Rewrite the lines from the start of the rows through the line containing "band prong bumps [730, 345, 955, 726]", inclusive, as a numbered list. Leave out any blank lines.

Rows from a collection:
***

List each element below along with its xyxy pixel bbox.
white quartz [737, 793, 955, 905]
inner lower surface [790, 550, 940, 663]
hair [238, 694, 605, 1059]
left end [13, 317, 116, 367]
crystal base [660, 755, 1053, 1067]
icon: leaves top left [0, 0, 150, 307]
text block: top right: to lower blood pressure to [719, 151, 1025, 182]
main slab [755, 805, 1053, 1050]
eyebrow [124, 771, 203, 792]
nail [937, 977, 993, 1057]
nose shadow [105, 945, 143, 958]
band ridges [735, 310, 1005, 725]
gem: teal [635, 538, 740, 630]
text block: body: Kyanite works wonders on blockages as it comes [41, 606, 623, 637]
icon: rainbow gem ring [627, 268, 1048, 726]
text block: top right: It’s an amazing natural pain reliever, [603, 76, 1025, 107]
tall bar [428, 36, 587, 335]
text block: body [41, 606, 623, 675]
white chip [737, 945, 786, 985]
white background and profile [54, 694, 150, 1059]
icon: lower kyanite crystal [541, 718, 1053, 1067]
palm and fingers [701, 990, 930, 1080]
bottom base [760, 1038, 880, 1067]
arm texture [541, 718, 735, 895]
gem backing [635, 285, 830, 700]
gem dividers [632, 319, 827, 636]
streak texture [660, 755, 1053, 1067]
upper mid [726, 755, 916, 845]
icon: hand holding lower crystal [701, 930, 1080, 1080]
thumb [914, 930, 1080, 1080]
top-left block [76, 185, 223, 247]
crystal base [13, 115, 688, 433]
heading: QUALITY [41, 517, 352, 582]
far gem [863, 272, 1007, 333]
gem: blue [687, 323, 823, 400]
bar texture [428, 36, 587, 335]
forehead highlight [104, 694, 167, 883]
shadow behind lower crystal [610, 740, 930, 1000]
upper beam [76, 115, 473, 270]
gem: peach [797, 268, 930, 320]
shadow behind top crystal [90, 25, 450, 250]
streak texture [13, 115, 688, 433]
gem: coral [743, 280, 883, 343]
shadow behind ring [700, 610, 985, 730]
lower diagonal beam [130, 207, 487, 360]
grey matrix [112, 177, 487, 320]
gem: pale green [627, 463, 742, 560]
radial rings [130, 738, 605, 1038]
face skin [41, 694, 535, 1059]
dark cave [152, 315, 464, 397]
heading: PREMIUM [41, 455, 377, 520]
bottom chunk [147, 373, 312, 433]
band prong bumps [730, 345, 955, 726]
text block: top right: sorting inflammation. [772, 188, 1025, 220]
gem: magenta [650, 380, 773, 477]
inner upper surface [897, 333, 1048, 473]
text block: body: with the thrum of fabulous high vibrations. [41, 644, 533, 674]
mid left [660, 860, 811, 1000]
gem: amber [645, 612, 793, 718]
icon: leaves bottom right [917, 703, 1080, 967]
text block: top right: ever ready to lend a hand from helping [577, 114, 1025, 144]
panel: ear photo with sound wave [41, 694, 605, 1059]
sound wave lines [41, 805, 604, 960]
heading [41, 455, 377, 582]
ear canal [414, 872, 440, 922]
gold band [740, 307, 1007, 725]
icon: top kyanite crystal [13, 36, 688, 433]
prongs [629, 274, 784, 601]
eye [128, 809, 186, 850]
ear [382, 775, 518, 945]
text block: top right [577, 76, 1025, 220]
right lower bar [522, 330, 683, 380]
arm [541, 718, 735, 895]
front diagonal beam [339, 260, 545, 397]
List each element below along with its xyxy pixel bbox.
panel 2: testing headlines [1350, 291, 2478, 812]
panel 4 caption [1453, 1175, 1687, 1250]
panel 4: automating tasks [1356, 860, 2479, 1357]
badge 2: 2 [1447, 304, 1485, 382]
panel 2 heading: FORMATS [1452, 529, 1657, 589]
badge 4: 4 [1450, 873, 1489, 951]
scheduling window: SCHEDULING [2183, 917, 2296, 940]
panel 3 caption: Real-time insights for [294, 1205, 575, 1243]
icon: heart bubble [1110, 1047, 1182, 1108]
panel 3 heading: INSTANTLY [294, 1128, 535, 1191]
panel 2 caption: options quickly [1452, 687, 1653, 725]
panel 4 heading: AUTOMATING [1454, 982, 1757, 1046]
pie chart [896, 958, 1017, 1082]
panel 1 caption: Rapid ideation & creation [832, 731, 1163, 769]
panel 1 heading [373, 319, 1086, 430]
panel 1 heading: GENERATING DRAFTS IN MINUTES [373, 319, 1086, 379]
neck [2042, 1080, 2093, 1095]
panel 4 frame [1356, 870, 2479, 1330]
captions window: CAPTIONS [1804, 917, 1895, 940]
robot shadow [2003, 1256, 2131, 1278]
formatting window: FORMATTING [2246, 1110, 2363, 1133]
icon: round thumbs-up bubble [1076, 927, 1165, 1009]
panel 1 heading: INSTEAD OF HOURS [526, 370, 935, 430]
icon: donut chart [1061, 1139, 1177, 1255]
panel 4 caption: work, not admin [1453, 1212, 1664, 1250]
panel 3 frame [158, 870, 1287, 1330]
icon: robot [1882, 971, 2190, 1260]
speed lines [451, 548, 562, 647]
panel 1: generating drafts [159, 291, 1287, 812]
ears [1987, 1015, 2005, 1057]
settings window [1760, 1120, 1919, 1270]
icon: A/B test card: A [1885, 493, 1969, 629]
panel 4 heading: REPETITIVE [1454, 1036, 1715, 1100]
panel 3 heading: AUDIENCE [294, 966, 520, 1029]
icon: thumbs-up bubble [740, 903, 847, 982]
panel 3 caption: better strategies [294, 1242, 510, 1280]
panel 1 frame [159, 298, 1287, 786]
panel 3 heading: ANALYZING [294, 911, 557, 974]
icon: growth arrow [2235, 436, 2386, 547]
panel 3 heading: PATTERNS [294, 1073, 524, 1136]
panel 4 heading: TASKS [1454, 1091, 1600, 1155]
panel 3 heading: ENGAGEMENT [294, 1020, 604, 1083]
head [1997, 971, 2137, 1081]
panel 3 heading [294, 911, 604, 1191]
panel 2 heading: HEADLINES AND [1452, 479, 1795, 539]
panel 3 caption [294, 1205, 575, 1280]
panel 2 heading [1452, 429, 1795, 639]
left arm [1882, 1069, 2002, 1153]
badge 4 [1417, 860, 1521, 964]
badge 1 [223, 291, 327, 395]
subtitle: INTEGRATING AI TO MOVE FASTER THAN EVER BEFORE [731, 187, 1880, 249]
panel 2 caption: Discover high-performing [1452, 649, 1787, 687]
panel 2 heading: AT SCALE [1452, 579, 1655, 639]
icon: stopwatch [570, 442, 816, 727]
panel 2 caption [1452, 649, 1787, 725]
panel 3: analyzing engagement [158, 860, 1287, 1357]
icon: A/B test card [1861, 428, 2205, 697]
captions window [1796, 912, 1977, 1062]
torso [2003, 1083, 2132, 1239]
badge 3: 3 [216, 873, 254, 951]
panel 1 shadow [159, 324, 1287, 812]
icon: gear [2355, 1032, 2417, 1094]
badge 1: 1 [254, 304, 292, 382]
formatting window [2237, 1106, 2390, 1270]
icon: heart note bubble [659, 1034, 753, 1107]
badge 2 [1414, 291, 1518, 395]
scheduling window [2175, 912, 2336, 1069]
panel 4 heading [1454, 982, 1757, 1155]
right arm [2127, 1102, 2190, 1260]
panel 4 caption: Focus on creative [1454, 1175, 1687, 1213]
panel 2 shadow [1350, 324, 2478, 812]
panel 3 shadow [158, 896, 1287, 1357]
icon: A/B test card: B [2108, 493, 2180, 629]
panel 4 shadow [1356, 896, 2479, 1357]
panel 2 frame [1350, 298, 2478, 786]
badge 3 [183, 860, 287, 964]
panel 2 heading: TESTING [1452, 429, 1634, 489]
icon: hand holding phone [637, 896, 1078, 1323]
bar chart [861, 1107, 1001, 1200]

***

> [SOLUTION]
1. List each element below along with its xyxy pixel bbox.
2. white quartz [737, 793, 955, 905]
3. inner lower surface [790, 550, 940, 663]
4. hair [238, 694, 605, 1059]
5. left end [13, 317, 116, 367]
6. crystal base [660, 755, 1053, 1067]
7. icon: leaves top left [0, 0, 150, 307]
8. text block: top right: to lower blood pressure to [719, 151, 1025, 182]
9. main slab [755, 805, 1053, 1050]
10. eyebrow [124, 771, 203, 792]
11. nail [937, 977, 993, 1057]
12. nose shadow [105, 945, 143, 958]
13. band ridges [735, 310, 1005, 725]
14. gem: teal [635, 538, 740, 630]
15. text block: body: Kyanite works wonders on blockages as it comes [41, 606, 623, 637]
16. icon: rainbow gem ring [627, 268, 1048, 726]
17. text block: top right: It’s an amazing natural pain reliever, [603, 76, 1025, 107]
18. tall bar [428, 36, 587, 335]
19. text block: body [41, 606, 623, 675]
20. white chip [737, 945, 786, 985]
21. white background and profile [54, 694, 150, 1059]
22. icon: lower kyanite crystal [541, 718, 1053, 1067]
23. palm and fingers [701, 990, 930, 1080]
24. bottom base [760, 1038, 880, 1067]
25. arm texture [541, 718, 735, 895]
26. gem backing [635, 285, 830, 700]
27. gem dividers [632, 319, 827, 636]
28. streak texture [660, 755, 1053, 1067]
29. upper mid [726, 755, 916, 845]
30. icon: hand holding lower crystal [701, 930, 1080, 1080]
31. thumb [914, 930, 1080, 1080]
32. top-left block [76, 185, 223, 247]
33. crystal base [13, 115, 688, 433]
34. heading: QUALITY [41, 517, 352, 582]
35. far gem [863, 272, 1007, 333]
36. gem: blue [687, 323, 823, 400]
37. bar texture [428, 36, 587, 335]
38. forehead highlight [104, 694, 167, 883]
39. shadow behind lower crystal [610, 740, 930, 1000]
40. upper beam [76, 115, 473, 270]
41. gem: peach [797, 268, 930, 320]
42. shadow behind top crystal [90, 25, 450, 250]
43. streak texture [13, 115, 688, 433]
44. gem: coral [743, 280, 883, 343]
45. shadow behind ring [700, 610, 985, 730]
46. lower diagonal beam [130, 207, 487, 360]
47. grey matrix [112, 177, 487, 320]
48. gem: pale green [627, 463, 742, 560]
49. radial rings [130, 738, 605, 1038]
50. face skin [41, 694, 535, 1059]
51. dark cave [152, 315, 464, 397]
52. heading: PREMIUM [41, 455, 377, 520]
53. bottom chunk [147, 373, 312, 433]
54. band prong bumps [730, 345, 955, 726]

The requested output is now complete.